### TASK DETAILS
Give the number of lines below that contain "payload", with no other output.

### DATA SHOWN

# # # # # # #

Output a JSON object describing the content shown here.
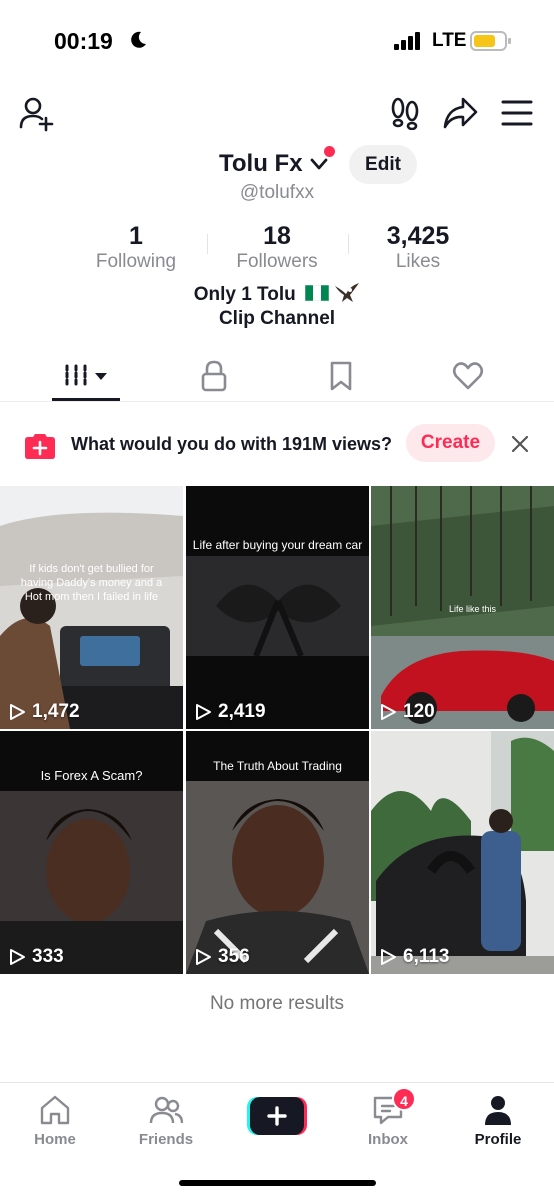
{
  "status_bar": {
    "time": "00:19",
    "network": "LTE",
    "battery_color": "#f5c518"
  },
  "profile": {
    "name": "Tolu Fx",
    "handle": "@tolufxx",
    "edit_label": "Edit",
    "stats": [
      {
        "value": "1",
        "label": "Following"
      },
      {
        "value": "18",
        "label": "Followers"
      },
      {
        "value": "3,425",
        "label": "Likes"
      }
    ],
    "bio_line1": "Only 1 Tolu",
    "bio_line2": "Clip Channel"
  },
  "banner": {
    "text": "What would you do with 191M views?",
    "button_label": "Create"
  },
  "videos": [
    {
      "views": "1,472",
      "caption": "If kids don't get bullied for having Daddy's money and a Hot mom then I failed in life"
    },
    {
      "views": "2,419",
      "caption": "Life after buying your dream car"
    },
    {
      "views": "120",
      "caption": "Life like this"
    },
    {
      "views": "333",
      "caption": "Is Forex A Scam?"
    },
    {
      "views": "356",
      "caption": "The Truth About Trading"
    },
    {
      "views": "6,113",
      "caption": ""
    }
  ],
  "end_text": "No more results",
  "bottom_nav": [
    {
      "label": "Home"
    },
    {
      "label": "Friends"
    },
    {
      "label": "Inbox",
      "badge": "4"
    },
    {
      "label": "Profile"
    }
  ],
  "colors": {
    "accent": "#fe2c55",
    "text": "#161823",
    "muted": "#8a8b91"
  }
}
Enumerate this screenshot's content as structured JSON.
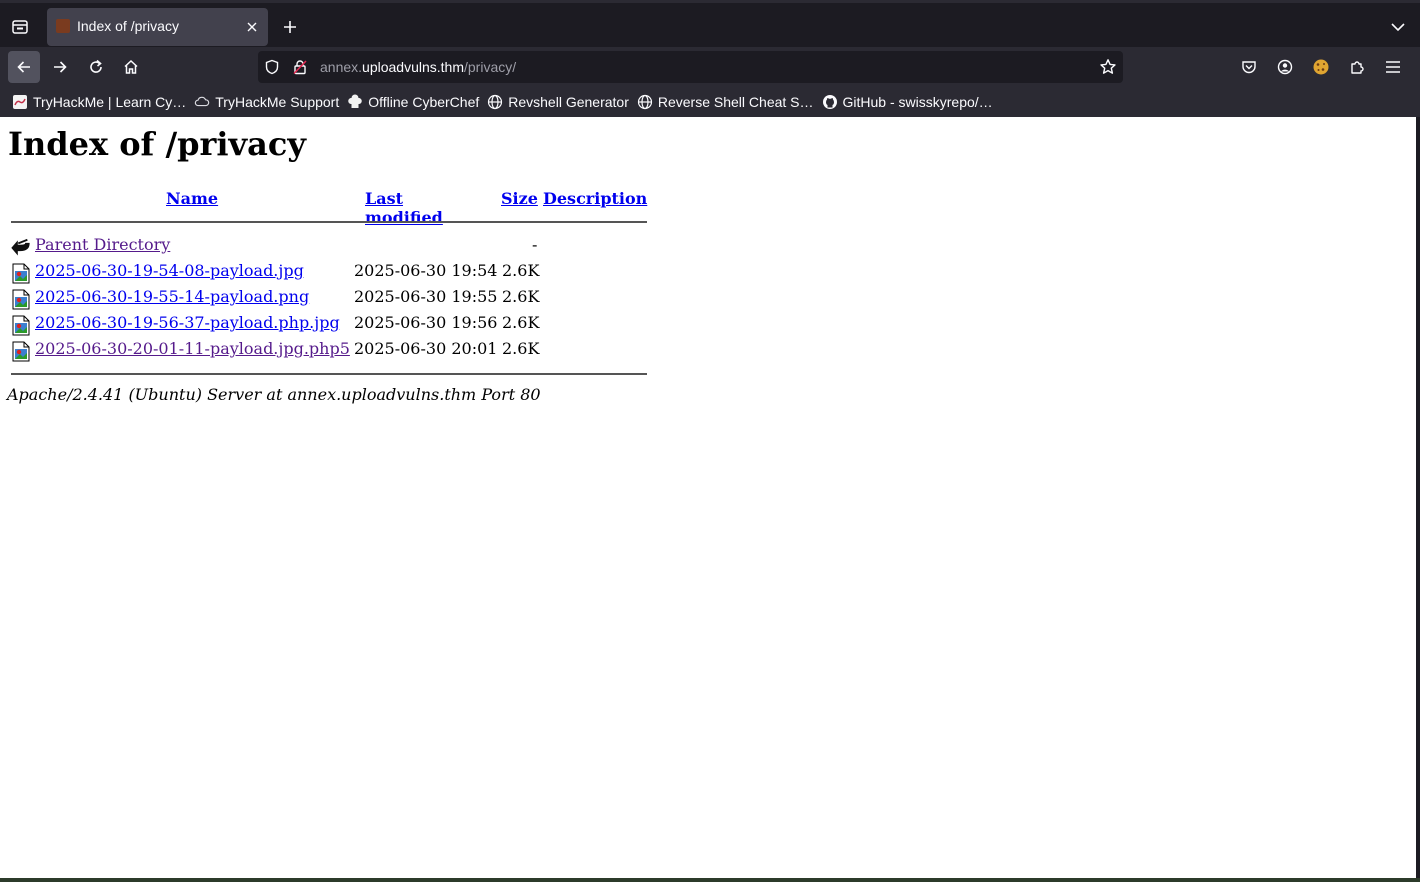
{
  "browser": {
    "tab_title": "Index of /privacy",
    "url": {
      "subdomain": "annex.",
      "host": "uploadvulns.thm",
      "path": "/privacy/"
    },
    "bookmarks": [
      {
        "label": "TryHackMe | Learn Cy…",
        "icon": "tryhackme-icon"
      },
      {
        "label": "TryHackMe Support",
        "icon": "cloud-icon"
      },
      {
        "label": "Offline CyberChef",
        "icon": "chef-hat-icon"
      },
      {
        "label": "Revshell Generator",
        "icon": "globe-icon"
      },
      {
        "label": "Reverse Shell Cheat S…",
        "icon": "globe-icon"
      },
      {
        "label": "GitHub - swisskyrepo/…",
        "icon": "github-icon"
      }
    ]
  },
  "page": {
    "title": "Index of /privacy",
    "columns": {
      "name": "Name",
      "last_modified": "Last modified",
      "size": "Size",
      "description": "Description"
    },
    "parent": {
      "label": "Parent Directory",
      "size": "-"
    },
    "files": [
      {
        "name": "2025-06-30-19-54-08-payload.jpg",
        "modified": "2025-06-30 19:54",
        "size": "2.6K"
      },
      {
        "name": "2025-06-30-19-55-14-payload.png",
        "modified": "2025-06-30 19:55",
        "size": "2.6K"
      },
      {
        "name": "2025-06-30-19-56-37-payload.php.jpg",
        "modified": "2025-06-30 19:56",
        "size": "2.6K"
      },
      {
        "name": "2025-06-30-20-01-11-payload.jpg.php5",
        "modified": "2025-06-30 20:01",
        "size": "2.6K"
      }
    ],
    "address": "Apache/2.4.41 (Ubuntu) Server at annex.uploadvulns.thm Port 80"
  },
  "colors": {
    "link": "#0000ee",
    "visited_link": "#551a8b",
    "chrome_dark": "#1c1b22",
    "chrome_toolbar": "#2b2a33"
  }
}
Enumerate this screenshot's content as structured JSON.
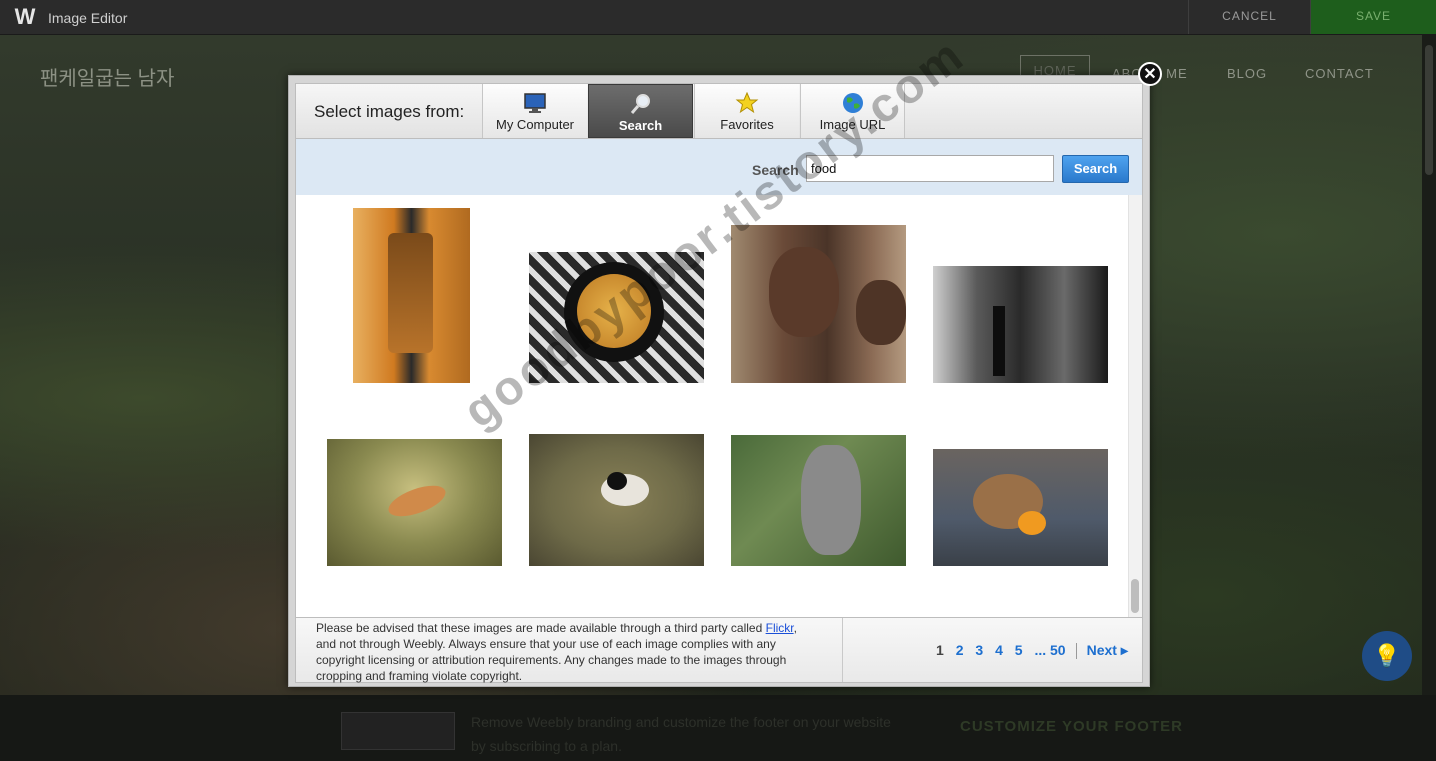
{
  "app": {
    "title": "Image Editor",
    "cancel": "CANCEL",
    "save": "SAVE"
  },
  "site": {
    "title": "팬케일굽는 남자",
    "nav": [
      "HOME",
      "ABOUT ME",
      "BLOG",
      "CONTACT"
    ],
    "footer_text": "Remove Weebly branding and customize the footer on your website by subscribing to a plan.",
    "footer_cta": "CUSTOMIZE YOUR FOOTER"
  },
  "modal": {
    "select_label": "Select images from:",
    "tabs": [
      {
        "label": "My Computer",
        "icon": "monitor-icon"
      },
      {
        "label": "Search",
        "icon": "magnifier-icon",
        "active": true
      },
      {
        "label": "Favorites",
        "icon": "star-icon"
      },
      {
        "label": "Image URL",
        "icon": "globe-icon"
      }
    ],
    "search": {
      "label": "Search",
      "value": "food",
      "button": "Search"
    },
    "notice": {
      "before": "Please be advised that these images are made available through a third party called ",
      "link": "Flickr",
      "after": ", and not through Weebly. Always ensure that your use of each image complies with any copyright licensing or attribution requirements. Any changes made to the images through cropping and framing violate copyright."
    },
    "pager": {
      "pages": [
        "1",
        "2",
        "3",
        "4",
        "5"
      ],
      "ellipsis": "... 50",
      "next": "Next ▸"
    }
  },
  "results": [
    {
      "name": "whisky-bottle-photo",
      "color": "#c9782a"
    },
    {
      "name": "bowl-of-food-photo",
      "color": "#c89a3a"
    },
    {
      "name": "children-portrait-photo",
      "color": "#7a5a44"
    },
    {
      "name": "street-scene-bw-photo",
      "color": "#3a3a3a"
    },
    {
      "name": "bird-on-branch-photo",
      "color": "#8a8a50"
    },
    {
      "name": "chickadee-photo",
      "color": "#6e6a48"
    },
    {
      "name": "koala-photo",
      "color": "#5f7a4a"
    },
    {
      "name": "chipmunk-photo",
      "color": "#6a6460"
    }
  ],
  "watermark": "goodbypoor.tistory.com"
}
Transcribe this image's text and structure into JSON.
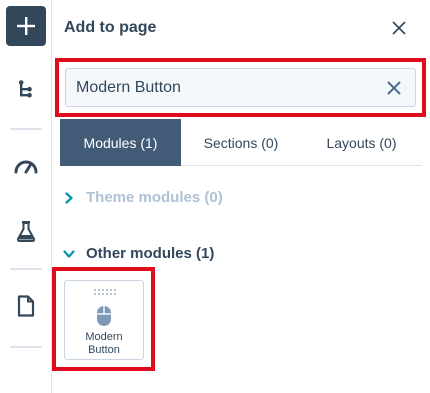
{
  "sidebar": {
    "add_icon": "plus-icon",
    "items": [
      {
        "icon": "tree-structure-icon"
      },
      {
        "icon": "speedometer-icon"
      },
      {
        "icon": "flask-icon"
      },
      {
        "icon": "document-icon"
      }
    ]
  },
  "panel": {
    "title": "Add to page",
    "close_icon": "close-icon"
  },
  "search": {
    "value": "Modern Button",
    "clear_icon": "clear-x-icon"
  },
  "tabs": [
    {
      "label": "Modules (1)",
      "active": true
    },
    {
      "label": "Sections (0)",
      "active": false
    },
    {
      "label": "Layouts (0)",
      "active": false
    }
  ],
  "groups": {
    "theme": {
      "label": "Theme modules (0)",
      "expanded": false
    },
    "other": {
      "label": "Other modules (1)",
      "expanded": true
    }
  },
  "modules": [
    {
      "name": "Modern\nButton",
      "icon": "mouse-icon"
    }
  ],
  "colors": {
    "accent_dark": "#33475b",
    "active_tab": "#425b76",
    "teal_chevron": "#0091ae",
    "highlight_red": "#e00b1c"
  }
}
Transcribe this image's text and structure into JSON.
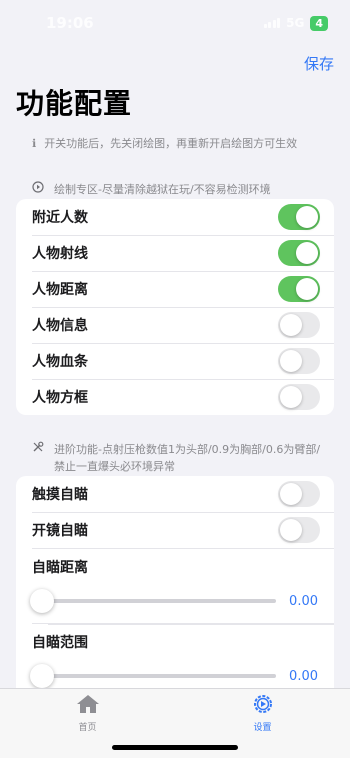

# # # # # # #

### ANSWER TO THE TASK
4